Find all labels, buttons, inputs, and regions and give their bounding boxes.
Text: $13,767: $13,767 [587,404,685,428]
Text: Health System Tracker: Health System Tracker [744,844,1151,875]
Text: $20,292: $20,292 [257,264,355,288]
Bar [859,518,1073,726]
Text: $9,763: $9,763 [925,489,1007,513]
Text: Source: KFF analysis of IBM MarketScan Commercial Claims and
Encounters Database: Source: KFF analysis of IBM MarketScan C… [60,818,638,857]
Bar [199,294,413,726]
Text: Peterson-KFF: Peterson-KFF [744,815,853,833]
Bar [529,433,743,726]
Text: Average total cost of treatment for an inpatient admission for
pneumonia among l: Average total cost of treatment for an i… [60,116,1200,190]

» Your objective: Return every line of the records above with no changes to any character.

» Exercise answer:
Find all labels, buttons, inputs, and regions and give their bounding boxes.
Text: $13,767: $13,767 [587,404,685,428]
Text: Health System Tracker: Health System Tracker [744,844,1151,875]
Text: $20,292: $20,292 [257,264,355,288]
Bar [859,518,1073,726]
Text: $9,763: $9,763 [925,489,1007,513]
Text: Source: KFF analysis of IBM MarketScan Commercial Claims and
Encounters Database: Source: KFF analysis of IBM MarketScan C… [60,818,638,857]
Bar [199,294,413,726]
Text: Peterson-KFF: Peterson-KFF [744,815,853,833]
Bar [529,433,743,726]
Text: Average total cost of treatment for an inpatient admission for
pneumonia among l: Average total cost of treatment for an i… [60,116,1200,190]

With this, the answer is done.